_INSTRUCTIONS TO FOLLOW:_ Copy, in full, each line of the material that holds the word "JSON".

_EXERCISE INPUTS:_
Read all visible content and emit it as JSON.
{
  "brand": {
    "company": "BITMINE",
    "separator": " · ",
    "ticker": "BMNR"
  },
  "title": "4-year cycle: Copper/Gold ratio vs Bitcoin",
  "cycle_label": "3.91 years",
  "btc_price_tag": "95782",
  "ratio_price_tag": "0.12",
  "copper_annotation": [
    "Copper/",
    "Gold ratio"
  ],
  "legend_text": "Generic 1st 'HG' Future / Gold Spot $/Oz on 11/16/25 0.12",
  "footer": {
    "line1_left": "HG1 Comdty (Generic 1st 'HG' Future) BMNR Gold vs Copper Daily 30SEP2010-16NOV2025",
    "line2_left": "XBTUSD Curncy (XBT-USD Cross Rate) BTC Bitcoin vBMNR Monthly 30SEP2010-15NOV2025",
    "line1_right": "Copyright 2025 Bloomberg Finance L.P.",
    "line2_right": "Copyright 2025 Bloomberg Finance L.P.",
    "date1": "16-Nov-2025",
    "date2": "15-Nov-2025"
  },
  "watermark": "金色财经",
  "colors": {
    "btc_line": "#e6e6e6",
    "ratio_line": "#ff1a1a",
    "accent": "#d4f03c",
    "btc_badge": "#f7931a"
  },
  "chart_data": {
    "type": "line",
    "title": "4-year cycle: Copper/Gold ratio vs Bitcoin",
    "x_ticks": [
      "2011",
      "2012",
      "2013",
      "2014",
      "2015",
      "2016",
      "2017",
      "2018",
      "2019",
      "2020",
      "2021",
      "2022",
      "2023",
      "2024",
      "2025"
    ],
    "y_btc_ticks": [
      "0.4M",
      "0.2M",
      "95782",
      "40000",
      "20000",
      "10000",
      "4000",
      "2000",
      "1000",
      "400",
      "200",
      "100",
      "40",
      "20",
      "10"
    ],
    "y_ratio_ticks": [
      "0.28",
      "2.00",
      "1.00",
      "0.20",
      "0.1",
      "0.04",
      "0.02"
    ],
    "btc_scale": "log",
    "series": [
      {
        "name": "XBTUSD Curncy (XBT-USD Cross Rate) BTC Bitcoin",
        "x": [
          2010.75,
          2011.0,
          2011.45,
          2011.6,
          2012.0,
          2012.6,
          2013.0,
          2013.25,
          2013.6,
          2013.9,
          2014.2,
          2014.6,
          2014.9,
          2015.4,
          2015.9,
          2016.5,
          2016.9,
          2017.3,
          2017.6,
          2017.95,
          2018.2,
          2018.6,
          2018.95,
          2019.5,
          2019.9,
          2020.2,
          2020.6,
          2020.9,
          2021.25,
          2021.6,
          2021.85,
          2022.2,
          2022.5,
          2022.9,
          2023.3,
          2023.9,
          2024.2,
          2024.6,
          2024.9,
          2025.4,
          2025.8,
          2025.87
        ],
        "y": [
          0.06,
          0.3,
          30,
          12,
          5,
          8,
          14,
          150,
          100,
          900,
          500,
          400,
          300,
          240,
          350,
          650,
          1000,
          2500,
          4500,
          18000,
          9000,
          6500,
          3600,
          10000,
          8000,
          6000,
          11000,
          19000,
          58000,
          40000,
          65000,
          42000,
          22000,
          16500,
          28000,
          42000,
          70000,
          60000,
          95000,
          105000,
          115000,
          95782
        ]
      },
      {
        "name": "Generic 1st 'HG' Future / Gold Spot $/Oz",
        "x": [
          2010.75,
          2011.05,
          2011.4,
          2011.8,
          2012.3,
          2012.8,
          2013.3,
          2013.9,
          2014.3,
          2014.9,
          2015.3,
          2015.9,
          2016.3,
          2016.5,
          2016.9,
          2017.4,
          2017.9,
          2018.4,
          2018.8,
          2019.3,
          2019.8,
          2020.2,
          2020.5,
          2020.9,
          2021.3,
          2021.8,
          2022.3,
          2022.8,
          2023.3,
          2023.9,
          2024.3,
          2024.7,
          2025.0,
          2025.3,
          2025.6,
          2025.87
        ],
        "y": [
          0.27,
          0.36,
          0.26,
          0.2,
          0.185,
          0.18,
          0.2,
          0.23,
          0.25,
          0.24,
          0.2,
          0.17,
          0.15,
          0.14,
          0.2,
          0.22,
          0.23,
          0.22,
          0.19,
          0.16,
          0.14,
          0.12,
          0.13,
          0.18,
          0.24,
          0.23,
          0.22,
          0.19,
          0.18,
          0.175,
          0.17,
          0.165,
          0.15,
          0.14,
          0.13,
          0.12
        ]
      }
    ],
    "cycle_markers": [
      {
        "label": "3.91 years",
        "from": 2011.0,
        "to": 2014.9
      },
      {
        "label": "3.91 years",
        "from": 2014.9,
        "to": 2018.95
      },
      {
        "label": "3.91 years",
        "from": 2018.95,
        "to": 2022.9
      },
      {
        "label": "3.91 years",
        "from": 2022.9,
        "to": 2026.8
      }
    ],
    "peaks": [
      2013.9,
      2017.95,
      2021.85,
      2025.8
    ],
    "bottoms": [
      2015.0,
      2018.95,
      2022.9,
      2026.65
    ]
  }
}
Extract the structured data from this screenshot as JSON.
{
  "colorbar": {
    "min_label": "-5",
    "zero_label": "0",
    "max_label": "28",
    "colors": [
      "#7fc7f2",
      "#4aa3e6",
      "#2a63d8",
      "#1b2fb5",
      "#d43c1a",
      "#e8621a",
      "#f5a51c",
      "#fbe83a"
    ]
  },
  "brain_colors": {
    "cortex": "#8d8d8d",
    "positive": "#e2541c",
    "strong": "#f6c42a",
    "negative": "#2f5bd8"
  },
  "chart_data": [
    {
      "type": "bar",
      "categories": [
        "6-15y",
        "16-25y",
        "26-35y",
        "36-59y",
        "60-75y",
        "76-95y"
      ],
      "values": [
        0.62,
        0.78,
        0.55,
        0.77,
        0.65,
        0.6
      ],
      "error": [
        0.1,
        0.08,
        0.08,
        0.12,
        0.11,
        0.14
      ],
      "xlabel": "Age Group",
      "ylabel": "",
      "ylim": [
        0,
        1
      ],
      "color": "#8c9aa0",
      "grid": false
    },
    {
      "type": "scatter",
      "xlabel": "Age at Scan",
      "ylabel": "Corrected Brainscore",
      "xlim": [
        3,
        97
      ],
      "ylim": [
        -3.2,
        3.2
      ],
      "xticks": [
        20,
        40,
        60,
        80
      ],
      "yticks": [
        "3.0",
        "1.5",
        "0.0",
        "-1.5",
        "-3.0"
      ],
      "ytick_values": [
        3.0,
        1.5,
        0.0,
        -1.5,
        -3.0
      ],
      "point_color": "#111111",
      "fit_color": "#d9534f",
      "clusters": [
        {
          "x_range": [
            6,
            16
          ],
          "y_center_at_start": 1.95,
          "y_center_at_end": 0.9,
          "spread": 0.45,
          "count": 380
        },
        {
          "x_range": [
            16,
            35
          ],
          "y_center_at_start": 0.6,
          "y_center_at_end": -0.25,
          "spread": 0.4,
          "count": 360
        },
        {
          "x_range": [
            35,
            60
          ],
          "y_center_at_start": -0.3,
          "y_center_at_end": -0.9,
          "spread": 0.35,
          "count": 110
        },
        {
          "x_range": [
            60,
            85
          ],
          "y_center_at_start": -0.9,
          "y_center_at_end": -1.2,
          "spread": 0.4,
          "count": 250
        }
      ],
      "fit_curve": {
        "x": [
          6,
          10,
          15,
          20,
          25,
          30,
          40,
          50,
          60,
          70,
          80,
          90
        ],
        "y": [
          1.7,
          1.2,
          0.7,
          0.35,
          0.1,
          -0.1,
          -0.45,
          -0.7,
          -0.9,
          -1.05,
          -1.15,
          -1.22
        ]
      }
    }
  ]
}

...

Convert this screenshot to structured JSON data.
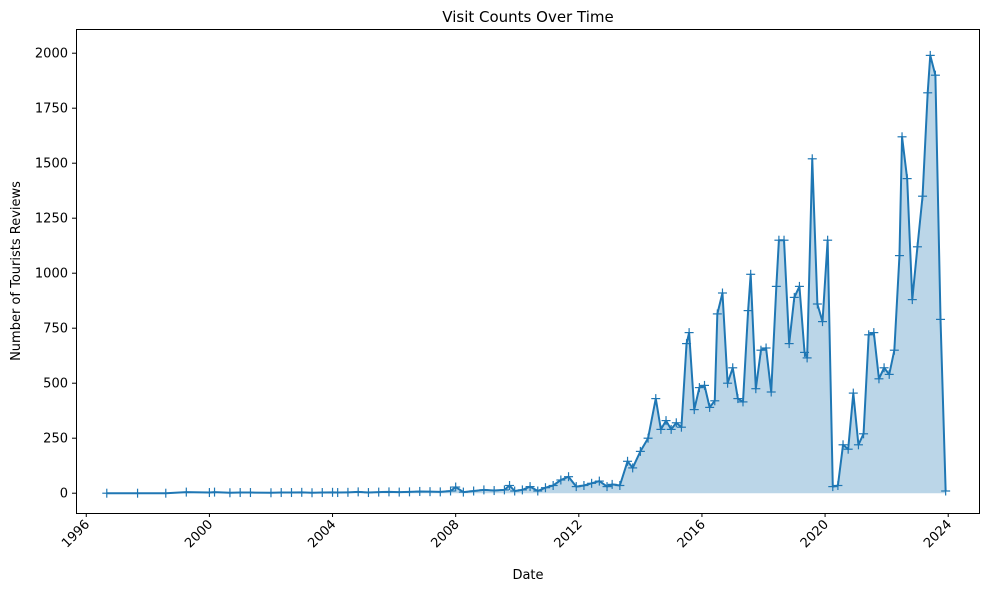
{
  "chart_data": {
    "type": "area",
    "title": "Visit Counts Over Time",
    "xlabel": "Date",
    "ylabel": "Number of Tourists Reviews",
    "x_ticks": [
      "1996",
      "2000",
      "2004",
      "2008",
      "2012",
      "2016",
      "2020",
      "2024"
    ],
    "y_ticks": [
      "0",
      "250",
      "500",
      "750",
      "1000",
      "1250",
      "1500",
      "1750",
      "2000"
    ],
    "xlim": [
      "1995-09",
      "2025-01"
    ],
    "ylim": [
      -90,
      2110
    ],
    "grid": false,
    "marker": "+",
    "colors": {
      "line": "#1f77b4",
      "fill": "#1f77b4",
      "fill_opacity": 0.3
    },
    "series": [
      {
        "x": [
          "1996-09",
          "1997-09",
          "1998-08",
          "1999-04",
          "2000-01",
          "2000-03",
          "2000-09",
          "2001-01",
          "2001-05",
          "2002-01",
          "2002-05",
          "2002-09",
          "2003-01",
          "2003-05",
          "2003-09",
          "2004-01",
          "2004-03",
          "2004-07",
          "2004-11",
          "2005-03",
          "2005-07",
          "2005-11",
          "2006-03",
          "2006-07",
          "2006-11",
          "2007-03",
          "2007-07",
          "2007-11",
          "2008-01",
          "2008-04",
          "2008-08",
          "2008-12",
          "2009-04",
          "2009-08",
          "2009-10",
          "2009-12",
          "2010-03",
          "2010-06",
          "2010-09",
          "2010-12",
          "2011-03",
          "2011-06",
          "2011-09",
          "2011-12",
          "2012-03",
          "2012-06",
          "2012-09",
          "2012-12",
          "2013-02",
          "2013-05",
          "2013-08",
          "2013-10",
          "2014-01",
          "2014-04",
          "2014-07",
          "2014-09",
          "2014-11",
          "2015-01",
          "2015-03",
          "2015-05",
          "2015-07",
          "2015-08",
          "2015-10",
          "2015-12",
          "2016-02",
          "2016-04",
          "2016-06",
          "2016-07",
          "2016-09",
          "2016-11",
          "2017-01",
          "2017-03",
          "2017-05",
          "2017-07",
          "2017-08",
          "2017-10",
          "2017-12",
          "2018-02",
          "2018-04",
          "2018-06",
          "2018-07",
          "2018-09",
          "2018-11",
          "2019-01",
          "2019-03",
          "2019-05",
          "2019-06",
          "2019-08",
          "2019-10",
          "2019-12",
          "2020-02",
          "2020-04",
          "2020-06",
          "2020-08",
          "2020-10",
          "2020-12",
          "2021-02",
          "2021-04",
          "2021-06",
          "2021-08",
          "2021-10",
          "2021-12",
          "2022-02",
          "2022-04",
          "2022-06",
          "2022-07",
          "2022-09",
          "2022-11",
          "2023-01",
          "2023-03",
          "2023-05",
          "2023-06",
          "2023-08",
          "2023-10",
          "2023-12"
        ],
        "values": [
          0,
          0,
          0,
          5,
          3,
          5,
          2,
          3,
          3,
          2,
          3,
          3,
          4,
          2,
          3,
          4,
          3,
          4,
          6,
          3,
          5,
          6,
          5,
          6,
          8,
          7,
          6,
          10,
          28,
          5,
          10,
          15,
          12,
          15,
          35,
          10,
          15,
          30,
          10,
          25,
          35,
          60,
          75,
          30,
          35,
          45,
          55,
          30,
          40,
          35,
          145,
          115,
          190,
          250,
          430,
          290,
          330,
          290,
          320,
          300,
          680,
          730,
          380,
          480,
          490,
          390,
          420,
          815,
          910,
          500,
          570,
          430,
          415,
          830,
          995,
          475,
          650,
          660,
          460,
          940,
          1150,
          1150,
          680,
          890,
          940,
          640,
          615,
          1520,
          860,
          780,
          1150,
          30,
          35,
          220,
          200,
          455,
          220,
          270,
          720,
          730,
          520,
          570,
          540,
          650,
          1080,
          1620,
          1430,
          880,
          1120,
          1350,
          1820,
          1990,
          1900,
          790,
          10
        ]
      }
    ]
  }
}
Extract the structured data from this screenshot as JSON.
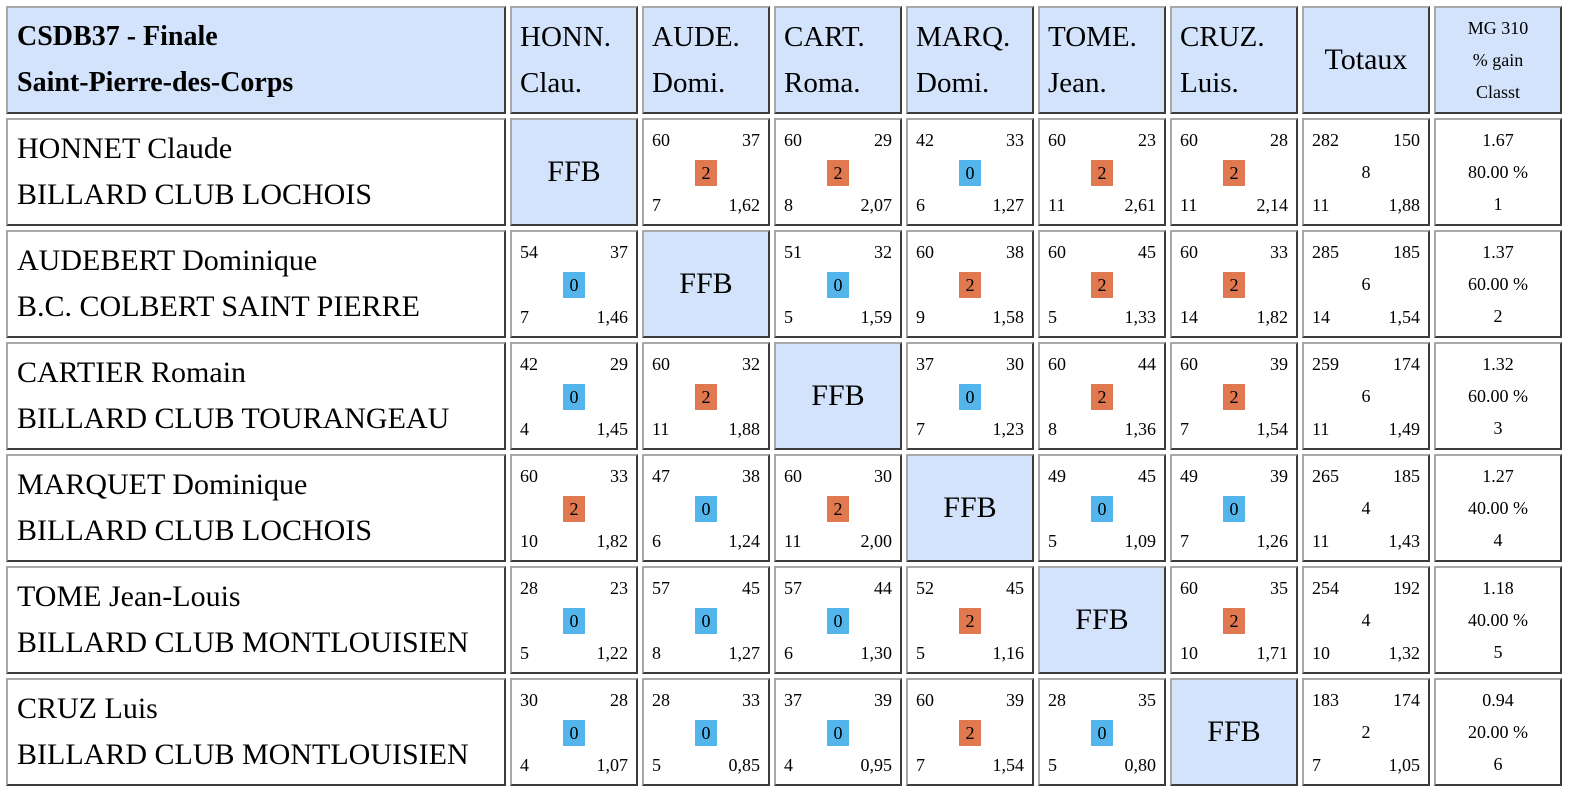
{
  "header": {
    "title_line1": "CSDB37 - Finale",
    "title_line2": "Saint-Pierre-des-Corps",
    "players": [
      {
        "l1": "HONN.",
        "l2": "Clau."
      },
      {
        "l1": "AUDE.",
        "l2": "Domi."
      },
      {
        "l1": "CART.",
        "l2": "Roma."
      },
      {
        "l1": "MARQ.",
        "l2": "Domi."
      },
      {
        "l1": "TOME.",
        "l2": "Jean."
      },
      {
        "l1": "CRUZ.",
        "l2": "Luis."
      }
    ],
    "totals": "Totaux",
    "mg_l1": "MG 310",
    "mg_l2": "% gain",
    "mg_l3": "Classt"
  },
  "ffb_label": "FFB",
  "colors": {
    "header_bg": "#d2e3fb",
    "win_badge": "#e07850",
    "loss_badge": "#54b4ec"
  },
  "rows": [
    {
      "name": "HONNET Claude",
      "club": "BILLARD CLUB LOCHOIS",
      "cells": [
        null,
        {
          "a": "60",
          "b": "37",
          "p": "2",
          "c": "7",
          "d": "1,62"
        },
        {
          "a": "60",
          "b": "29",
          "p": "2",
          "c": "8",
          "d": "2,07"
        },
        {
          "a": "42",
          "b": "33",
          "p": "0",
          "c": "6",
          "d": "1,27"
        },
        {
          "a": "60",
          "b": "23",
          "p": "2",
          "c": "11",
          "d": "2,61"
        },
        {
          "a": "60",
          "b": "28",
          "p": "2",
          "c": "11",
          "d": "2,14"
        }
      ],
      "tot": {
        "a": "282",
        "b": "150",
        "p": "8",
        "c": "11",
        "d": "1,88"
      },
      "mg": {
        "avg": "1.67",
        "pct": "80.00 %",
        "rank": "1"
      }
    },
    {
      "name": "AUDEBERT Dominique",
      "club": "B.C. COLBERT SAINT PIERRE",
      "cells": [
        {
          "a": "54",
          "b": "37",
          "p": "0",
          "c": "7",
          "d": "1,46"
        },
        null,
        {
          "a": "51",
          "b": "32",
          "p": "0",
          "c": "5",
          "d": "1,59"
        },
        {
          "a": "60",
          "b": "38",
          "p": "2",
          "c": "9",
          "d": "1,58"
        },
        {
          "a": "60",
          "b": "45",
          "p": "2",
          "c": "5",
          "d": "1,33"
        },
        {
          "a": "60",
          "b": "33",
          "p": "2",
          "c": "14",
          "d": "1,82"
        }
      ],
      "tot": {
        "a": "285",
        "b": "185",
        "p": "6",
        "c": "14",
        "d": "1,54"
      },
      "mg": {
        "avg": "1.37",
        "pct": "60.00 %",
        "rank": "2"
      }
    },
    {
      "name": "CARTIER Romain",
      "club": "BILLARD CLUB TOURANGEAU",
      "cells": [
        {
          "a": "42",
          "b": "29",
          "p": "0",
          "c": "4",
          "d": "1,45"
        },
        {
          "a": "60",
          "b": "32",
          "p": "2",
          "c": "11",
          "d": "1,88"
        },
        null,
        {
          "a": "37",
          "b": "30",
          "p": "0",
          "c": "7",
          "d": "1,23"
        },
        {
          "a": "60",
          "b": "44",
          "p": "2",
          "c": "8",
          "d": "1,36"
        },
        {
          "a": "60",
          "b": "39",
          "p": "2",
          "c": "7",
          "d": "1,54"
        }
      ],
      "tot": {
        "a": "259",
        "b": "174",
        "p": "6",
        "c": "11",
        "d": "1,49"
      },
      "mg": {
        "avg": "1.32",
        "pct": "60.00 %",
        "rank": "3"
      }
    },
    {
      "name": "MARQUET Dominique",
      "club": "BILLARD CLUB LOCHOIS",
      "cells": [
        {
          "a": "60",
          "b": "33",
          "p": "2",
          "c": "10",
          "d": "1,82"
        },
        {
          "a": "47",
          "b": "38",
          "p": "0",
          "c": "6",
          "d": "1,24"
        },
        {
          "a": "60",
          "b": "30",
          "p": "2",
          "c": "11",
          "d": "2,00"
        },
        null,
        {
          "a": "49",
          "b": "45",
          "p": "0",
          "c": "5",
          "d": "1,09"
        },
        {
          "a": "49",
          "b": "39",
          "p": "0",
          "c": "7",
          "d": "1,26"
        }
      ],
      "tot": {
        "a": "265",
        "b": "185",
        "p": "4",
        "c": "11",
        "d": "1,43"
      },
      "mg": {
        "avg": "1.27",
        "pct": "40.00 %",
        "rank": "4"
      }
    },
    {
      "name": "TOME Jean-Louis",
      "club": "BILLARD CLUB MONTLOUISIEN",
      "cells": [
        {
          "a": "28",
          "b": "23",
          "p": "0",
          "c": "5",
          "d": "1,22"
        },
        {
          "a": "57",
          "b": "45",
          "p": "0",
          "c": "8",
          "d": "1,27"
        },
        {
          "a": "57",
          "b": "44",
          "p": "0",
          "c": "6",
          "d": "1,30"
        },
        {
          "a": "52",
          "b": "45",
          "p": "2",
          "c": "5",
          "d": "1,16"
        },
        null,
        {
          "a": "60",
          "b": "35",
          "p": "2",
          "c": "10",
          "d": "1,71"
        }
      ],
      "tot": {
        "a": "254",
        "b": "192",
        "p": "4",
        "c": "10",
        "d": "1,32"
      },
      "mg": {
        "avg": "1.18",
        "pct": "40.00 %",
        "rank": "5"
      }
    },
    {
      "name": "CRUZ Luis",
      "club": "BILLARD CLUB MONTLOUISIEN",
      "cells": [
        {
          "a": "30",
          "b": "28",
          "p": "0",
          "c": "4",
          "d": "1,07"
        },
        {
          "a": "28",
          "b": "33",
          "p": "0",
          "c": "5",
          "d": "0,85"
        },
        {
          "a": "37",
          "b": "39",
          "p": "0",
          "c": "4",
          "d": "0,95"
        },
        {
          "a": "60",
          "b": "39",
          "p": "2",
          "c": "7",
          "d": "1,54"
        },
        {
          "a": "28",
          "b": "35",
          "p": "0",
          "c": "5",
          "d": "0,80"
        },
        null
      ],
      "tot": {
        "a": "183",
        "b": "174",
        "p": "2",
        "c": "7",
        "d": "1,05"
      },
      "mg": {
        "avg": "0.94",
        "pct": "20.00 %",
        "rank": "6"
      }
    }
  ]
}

_ANSWER TO THE TASK:_
Read all visible content and emit it as JSON.
Extract the structured data from this screenshot as JSON.
Convert this screenshot to structured JSON data.
Extract the structured data from this screenshot as JSON.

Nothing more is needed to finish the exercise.